EXERCISE TASK: From the listing below, return each line that includes "does".

RAW RECORDS:

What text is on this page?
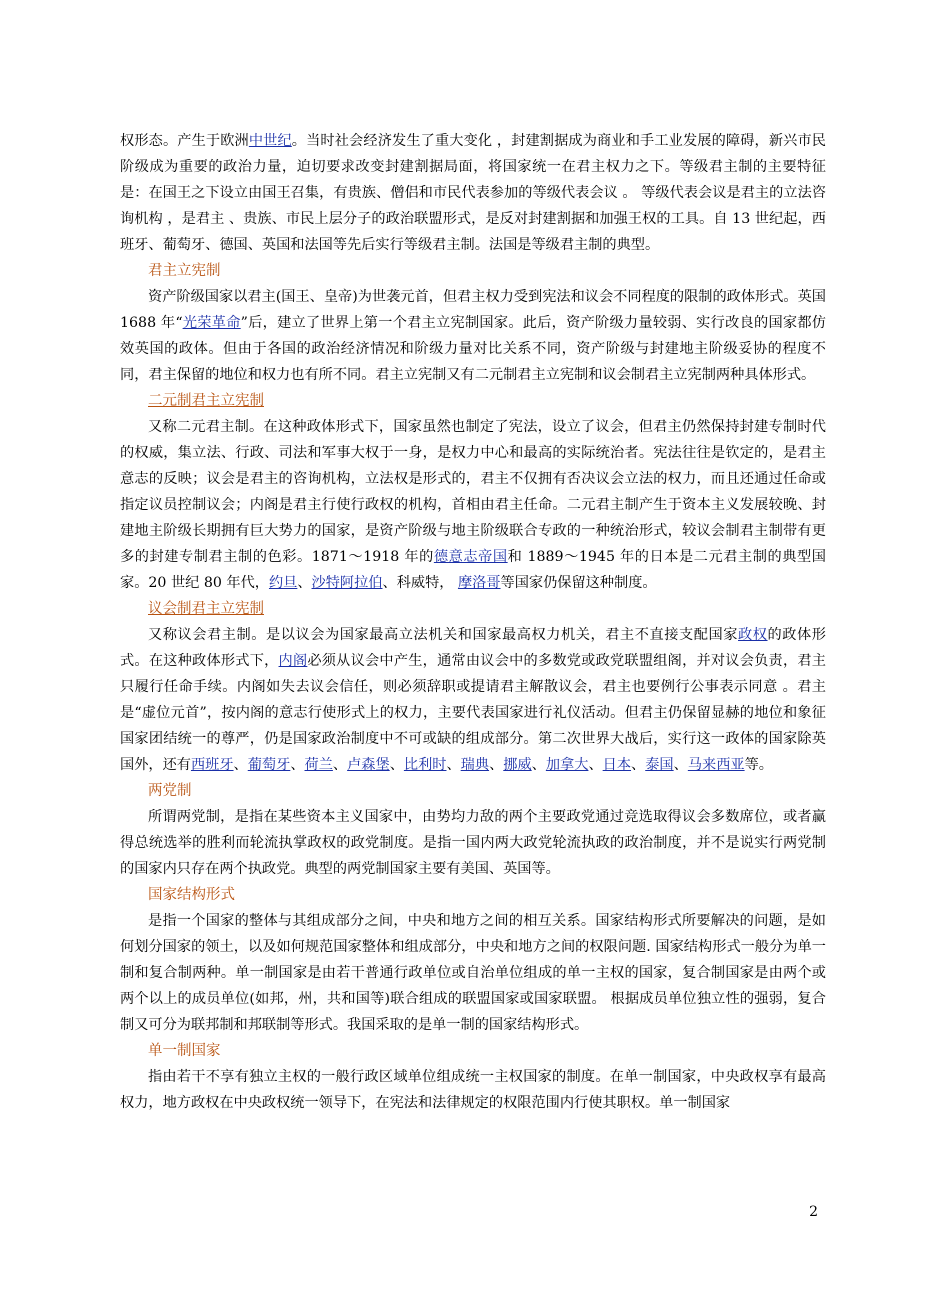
权形态。产生于欧洲中世纪。当时社会经济发生了重大变化 ，封建割据成为商业和手工业发展的障碍，新兴市民阶级成为重要的政治力量，迫切要求改变封建割据局面，将国家统一在君主权力之下。等级君主制的主要特征是：在国王之下设立由国王召集，有贵族、僧侣和市民代表参加的等级代表会议 。 等级代表会议是君主的立法咨询机构 ，是君主 、贵族、市民上层分子的政治联盟形式，是反对封建割据和加强王权的工具。自 13 世纪起，西班牙、葡萄牙、德国、英国和法国等先后实行等级君主制。法国是等级君主制的典型。

君主立宪制

资产阶级国家以君主(国王、皇帝)为世袭元首，但君主权力受到宪法和议会不同程度的限制的政体形式。英国 1688 年“光荣革命”后，建立了世界上第一个君主立宪制国家。此后，资产阶级力量较弱、实行改良的国家都仿效英国的政体。但由于各国的政治经济情况和阶级力量对比关系不同，资产阶级与封建地主阶级妥协的程度不同，君主保留的地位和权力也有所不同。君主立宪制又有二元制君主立宪制和议会制君主立宪制两种具体形式。

二元制君主立宪制

又称二元君主制。在这种政体形式下，国家虽然也制定了宪法，设立了议会，但君主仍然保持封建专制时代的权威，集立法、行政、司法和军事大权于一身，是权力中心和最高的实际统治者。宪法往往是钦定的，是君主意志的反映；议会是君主的咨询机构，立法权是形式的，君主不仅拥有否决议会立法的权力，而且还通过任命或指定议员控制议会；内阁是君主行使行政权的机构，首相由君主任命。二元君主制产生于资本主义发展较晚、封建地主阶级长期拥有巨大势力的国家，是资产阶级与地主阶级联合专政的一种统治形式，较议会制君主制带有更多的封建专制君主制的色彩。1871～1918 年的德意志帝国和 1889～1945 年的日本是二元君主制的典型国家。20 世纪 80 年代，约旦、沙特阿拉伯、科威特， 摩洛哥等国家仍保留这种制度。

议会制君主立宪制

又称议会君主制。是以议会为国家最高立法机关和国家最高权力机关，君主不直接支配国家政权的政体形式。在这种政体形式下，内阁必须从议会中产生，通常由议会中的多数党或政党联盟组阁，并对议会负责，君主只履行任命手续。内阁如失去议会信任，则必须辞职或提请君主解散议会，君主也要例行公事表示同意 。君主是“虚位元首”，按内阁的意志行使形式上的权力，主要代表国家进行礼仪活动。但君主仍保留显赫的地位和象征国家团结统一的尊严，仍是国家政治制度中不可或缺的组成部分。第二次世界大战后，实行这一政体的国家除英国外，还有西班牙、葡萄牙、荷兰、卢森堡、比利时、瑞典、挪威、加拿大、日本、泰国、马来西亚等。

两党制

所谓两党制，是指在某些资本主义国家中，由势均力敌的两个主要政党通过竞选取得议会多数席位，或者赢得总统选举的胜利而轮流执掌政权的政党制度。是指一国内两大政党轮流执政的政治制度，并不是说实行两党制的国家内只存在两个执政党。典型的两党制国家主要有美国、英国等。

国家结构形式

是指一个国家的整体与其组成部分之间，中央和地方之间的相互关系。国家结构形式所要解决的问题，是如何划分国家的领土，以及如何规范国家整体和组成部分，中央和地方之间的权限问题. 国家结构形式一般分为单一制和复合制两种。单一制国家是由若干普通行政单位或自治单位组成的单一主权的国家，复合制国家是由两个或两个以上的成员单位(如邦，州，共和国等)联合组成的联盟国家或国家联盟。 根据成员单位独立性的强弱，复合制又可分为联邦制和邦联制等形式。我国采取的是单一制的国家结构形式。

单一制国家

指由若干不享有独立主权的一般行政区域单位组成统一主权国家的制度。在单一制国家，中央政权享有最高权力，地方政权在中央政权统一领导下，在宪法和法律规定的权限范围内行使其职权。单一制国家

2
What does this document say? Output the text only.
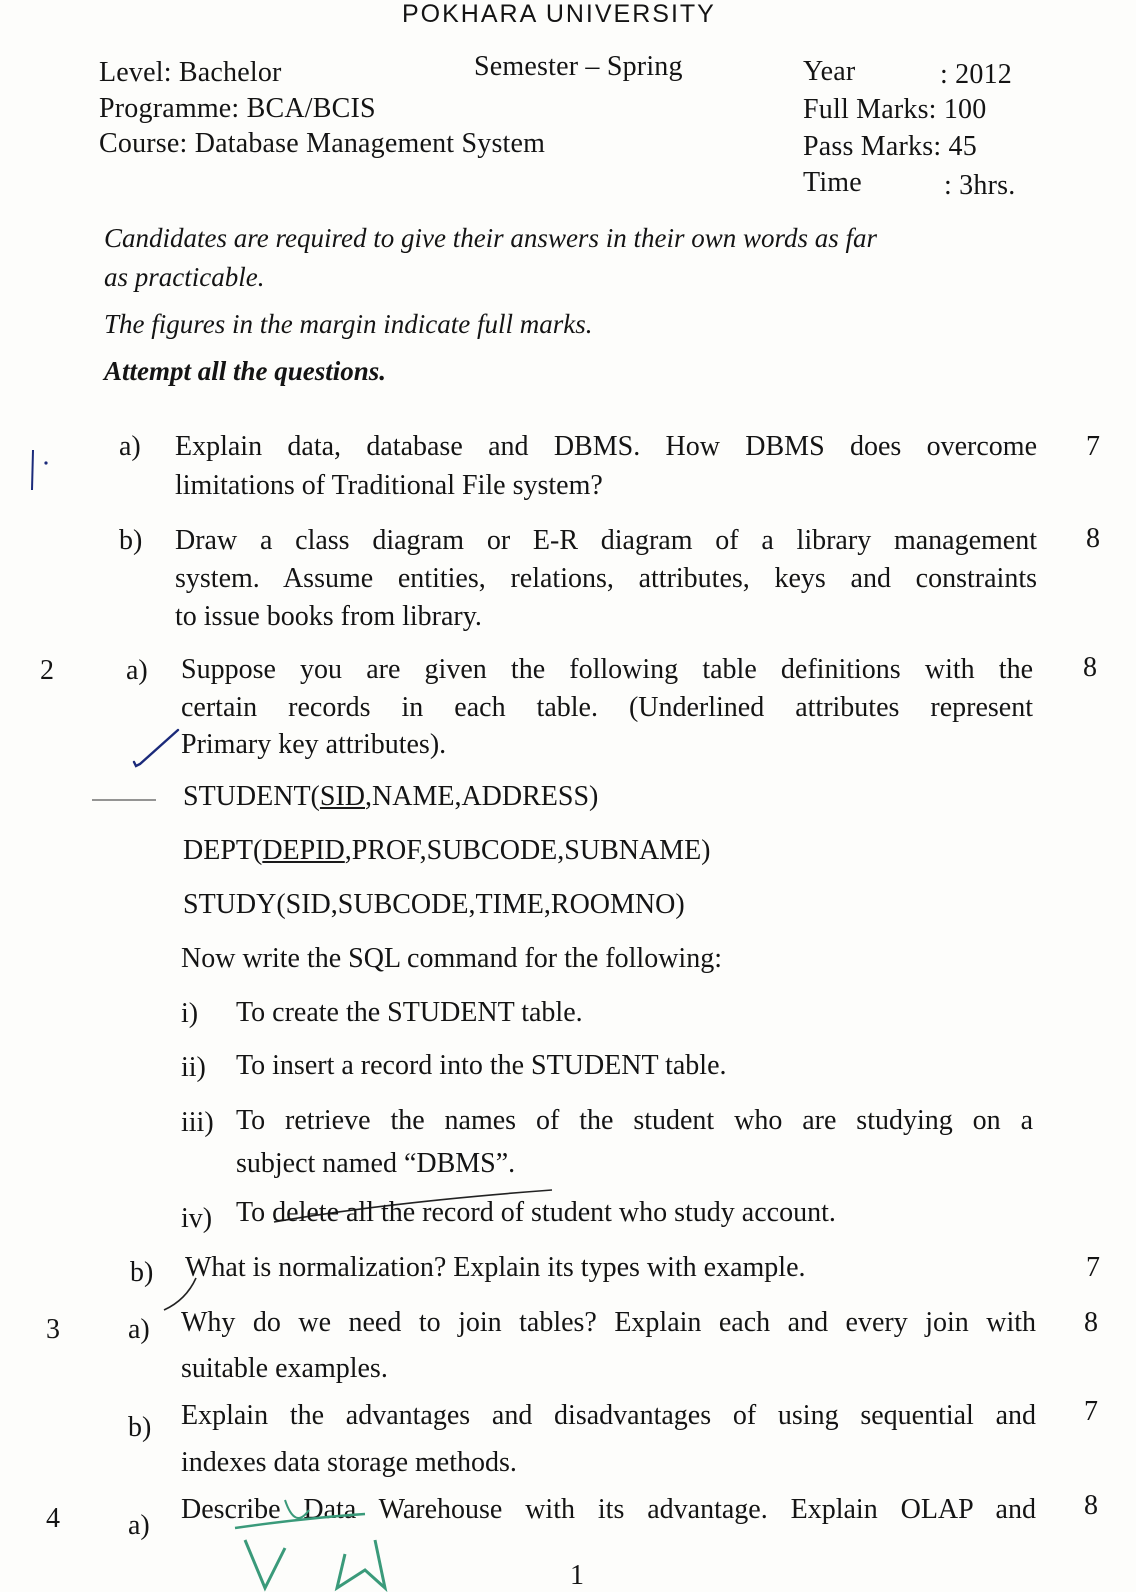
POKHARA UNIVERSITY
Level: Bachelor	Semester – Spring	Year	: 2012
Programme: BCA/BCIS	Full Marks: 100
Course: Database Management System	Pass Marks: 45
Time	: 3hrs.
Candidates are required to give their answers in their own words as far
as practicable.
The figures in the margin indicate full marks.
Attempt all the questions.
a) Explain data, database and DBMS. How DBMS does overcome
limitations of Traditional File system?
7
b) Draw a class diagram or E-R diagram of a library management
system. Assume entities, relations, attributes, keys and constraints
to issue books from library.
8
2	a) Suppose you are given the following table definitions with the
certain records in each table. (Underlined attributes represent
Primary key attributes).
8
STUDENT(SID,NAME,ADDRESS)
DEPT(DEPID,PROF,SUBCODE,SUBNAME)
STUDY(SID,SUBCODE,TIME,ROOMNO)
Now write the SQL command for the following:
i) To create the STUDENT table.
ii) To insert a record into the STUDENT table.
iii) To retrieve the names of the student who are studying on a
subject named “DBMS”.
iv) To delete all the record of student who study account.
b) What is normalization? Explain its types with example.	7
3 a) Why do we need to join tables? Explain each and every join with
suitable examples.
8
b) Explain the advantages and disadvantages of using sequential and
indexes data storage methods.
7
4 a)
Describe Data Warehouse with its advantage. Explain OLAP and 8
1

RESULT:
What does this document say? Output the text only.
a) Explain data, database and DBMS. How DBMS does overcome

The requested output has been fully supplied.